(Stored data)
^^^^

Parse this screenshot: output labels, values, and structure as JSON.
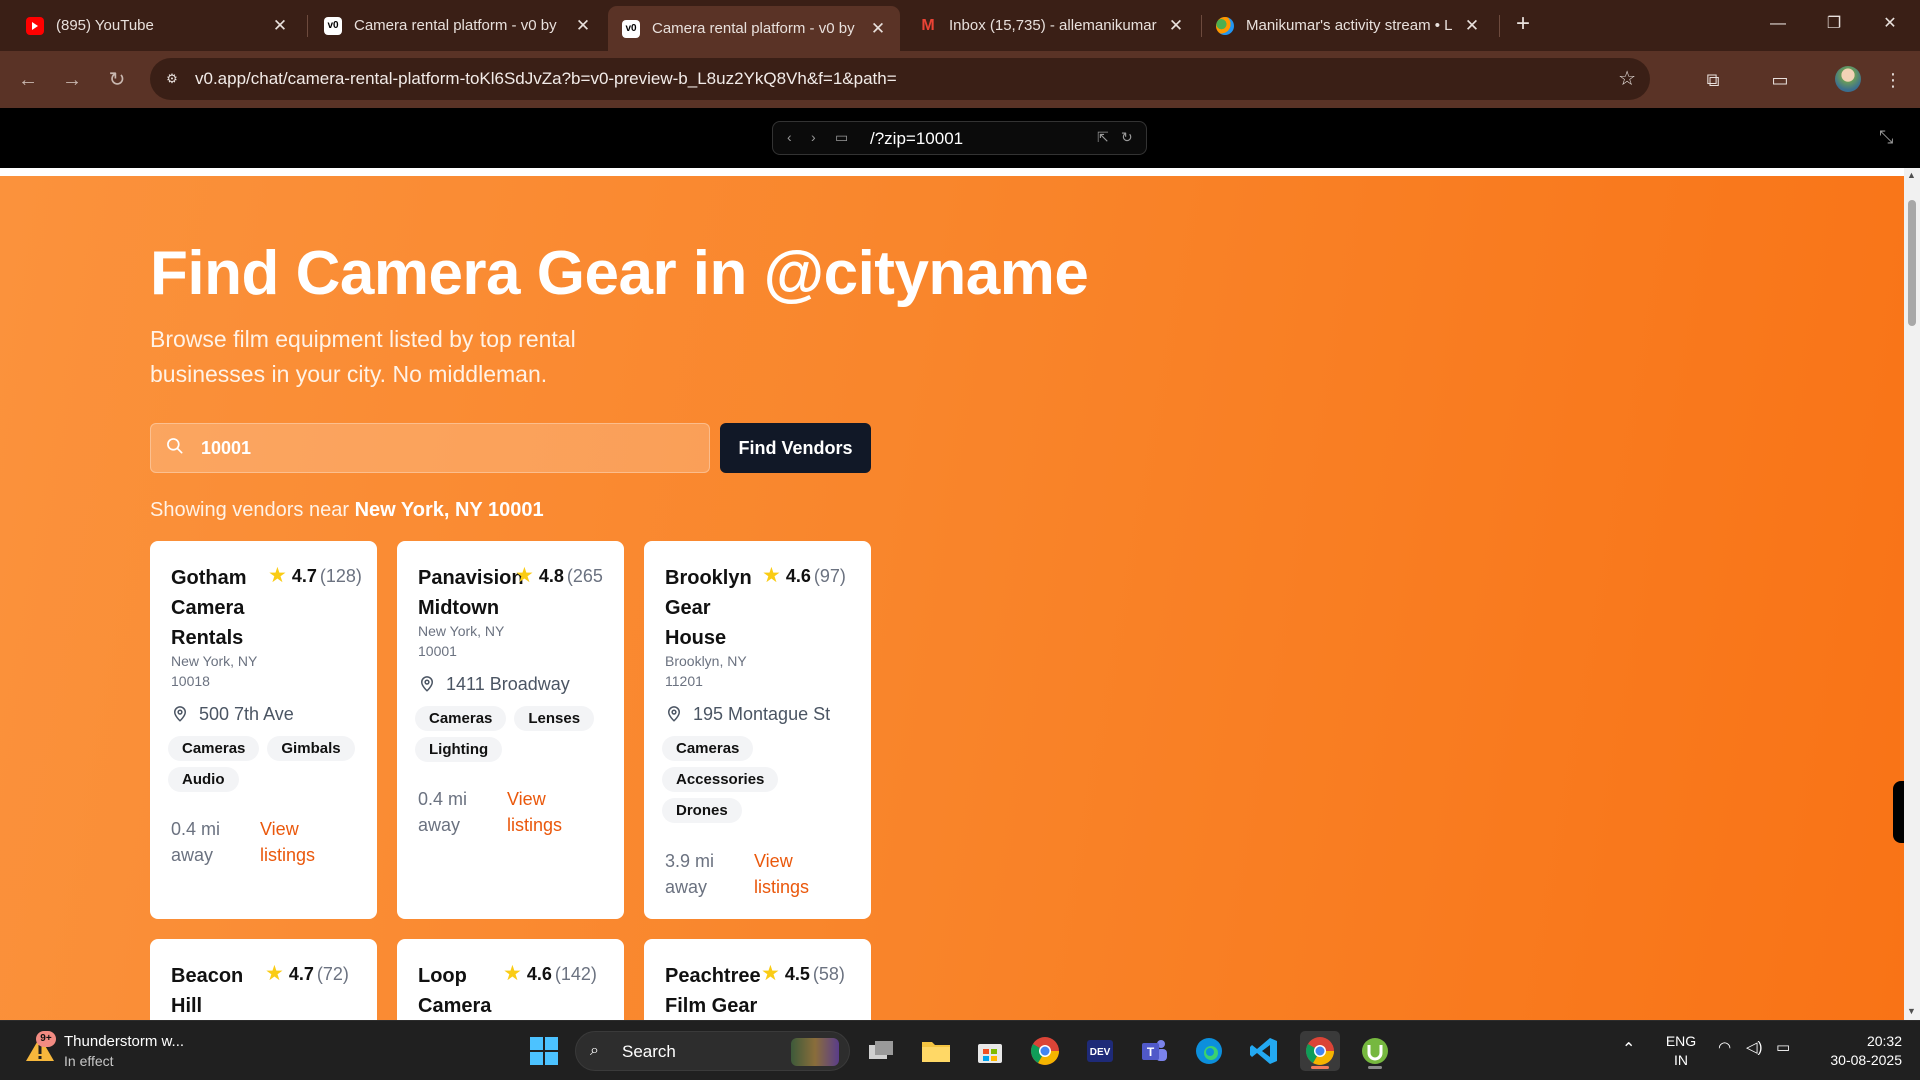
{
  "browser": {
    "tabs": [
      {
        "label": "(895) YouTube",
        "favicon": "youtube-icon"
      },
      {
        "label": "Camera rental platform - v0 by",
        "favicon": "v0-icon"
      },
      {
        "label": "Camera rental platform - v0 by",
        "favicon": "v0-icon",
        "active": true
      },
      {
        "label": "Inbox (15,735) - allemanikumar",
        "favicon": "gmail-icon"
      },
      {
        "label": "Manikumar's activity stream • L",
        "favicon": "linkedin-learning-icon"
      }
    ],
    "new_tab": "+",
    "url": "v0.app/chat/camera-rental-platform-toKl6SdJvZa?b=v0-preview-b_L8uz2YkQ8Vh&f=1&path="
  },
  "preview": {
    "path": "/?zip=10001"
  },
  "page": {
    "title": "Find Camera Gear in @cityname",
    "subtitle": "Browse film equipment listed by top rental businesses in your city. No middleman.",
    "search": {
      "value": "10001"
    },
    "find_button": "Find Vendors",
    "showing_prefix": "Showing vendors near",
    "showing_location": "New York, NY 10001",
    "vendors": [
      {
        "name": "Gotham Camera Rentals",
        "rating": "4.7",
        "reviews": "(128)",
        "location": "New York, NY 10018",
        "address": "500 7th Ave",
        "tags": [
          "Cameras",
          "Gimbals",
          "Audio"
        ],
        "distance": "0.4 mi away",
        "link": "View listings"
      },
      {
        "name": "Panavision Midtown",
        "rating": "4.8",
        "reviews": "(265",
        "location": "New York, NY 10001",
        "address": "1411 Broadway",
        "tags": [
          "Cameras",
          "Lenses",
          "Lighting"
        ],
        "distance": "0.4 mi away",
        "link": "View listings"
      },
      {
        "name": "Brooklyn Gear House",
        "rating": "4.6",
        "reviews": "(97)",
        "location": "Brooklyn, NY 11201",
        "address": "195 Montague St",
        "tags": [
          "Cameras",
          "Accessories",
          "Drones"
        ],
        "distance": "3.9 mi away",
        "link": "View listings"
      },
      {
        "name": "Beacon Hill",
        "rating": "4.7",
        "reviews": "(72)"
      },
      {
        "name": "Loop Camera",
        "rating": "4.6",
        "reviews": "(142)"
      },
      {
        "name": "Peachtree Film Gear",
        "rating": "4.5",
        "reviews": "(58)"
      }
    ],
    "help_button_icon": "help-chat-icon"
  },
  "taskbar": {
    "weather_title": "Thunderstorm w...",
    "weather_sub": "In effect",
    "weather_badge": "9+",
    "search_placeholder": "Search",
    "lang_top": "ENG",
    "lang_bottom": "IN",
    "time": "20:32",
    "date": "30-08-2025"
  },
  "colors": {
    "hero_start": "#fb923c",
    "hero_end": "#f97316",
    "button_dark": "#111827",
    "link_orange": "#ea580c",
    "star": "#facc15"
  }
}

^^^^

Description of the task: Without including any pictures, reproduce the listing exactly.

Full solution:
Parse this screenshot: output labels, values, and structure as JSON.
{
  "browser": {
    "tabs": [
      {
        "label": "(895) YouTube",
        "favicon": "youtube-icon"
      },
      {
        "label": "Camera rental platform - v0 by",
        "favicon": "v0-icon"
      },
      {
        "label": "Camera rental platform - v0 by",
        "favicon": "v0-icon",
        "active": true
      },
      {
        "label": "Inbox (15,735) - allemanikumar",
        "favicon": "gmail-icon"
      },
      {
        "label": "Manikumar's activity stream • L",
        "favicon": "linkedin-learning-icon"
      }
    ],
    "new_tab": "+",
    "url": "v0.app/chat/camera-rental-platform-toKl6SdJvZa?b=v0-preview-b_L8uz2YkQ8Vh&f=1&path="
  },
  "preview": {
    "path": "/?zip=10001"
  },
  "page": {
    "title": "Find Camera Gear in @cityname",
    "subtitle": "Browse film equipment listed by top rental businesses in your city. No middleman.",
    "search": {
      "value": "10001"
    },
    "find_button": "Find Vendors",
    "showing_prefix": "Showing vendors near",
    "showing_location": "New York, NY 10001",
    "vendors": [
      {
        "name": "Gotham Camera Rentals",
        "rating": "4.7",
        "reviews": "(128)",
        "location": "New York, NY 10018",
        "address": "500 7th Ave",
        "tags": [
          "Cameras",
          "Gimbals",
          "Audio"
        ],
        "distance": "0.4 mi away",
        "link": "View listings"
      },
      {
        "name": "Panavision Midtown",
        "rating": "4.8",
        "reviews": "(265",
        "location": "New York, NY 10001",
        "address": "1411 Broadway",
        "tags": [
          "Cameras",
          "Lenses",
          "Lighting"
        ],
        "distance": "0.4 mi away",
        "link": "View listings"
      },
      {
        "name": "Brooklyn Gear House",
        "rating": "4.6",
        "reviews": "(97)",
        "location": "Brooklyn, NY 11201",
        "address": "195 Montague St",
        "tags": [
          "Cameras",
          "Accessories",
          "Drones"
        ],
        "distance": "3.9 mi away",
        "link": "View listings"
      },
      {
        "name": "Beacon Hill",
        "rating": "4.7",
        "reviews": "(72)"
      },
      {
        "name": "Loop Camera",
        "rating": "4.6",
        "reviews": "(142)"
      },
      {
        "name": "Peachtree Film Gear",
        "rating": "4.5",
        "reviews": "(58)"
      }
    ],
    "help_button_icon": "help-chat-icon"
  },
  "taskbar": {
    "weather_title": "Thunderstorm w...",
    "weather_sub": "In effect",
    "weather_badge": "9+",
    "search_placeholder": "Search",
    "lang_top": "ENG",
    "lang_bottom": "IN",
    "time": "20:32",
    "date": "30-08-2025"
  },
  "colors": {
    "hero_start": "#fb923c",
    "hero_end": "#f97316",
    "button_dark": "#111827",
    "link_orange": "#ea580c",
    "star": "#facc15"
  }
}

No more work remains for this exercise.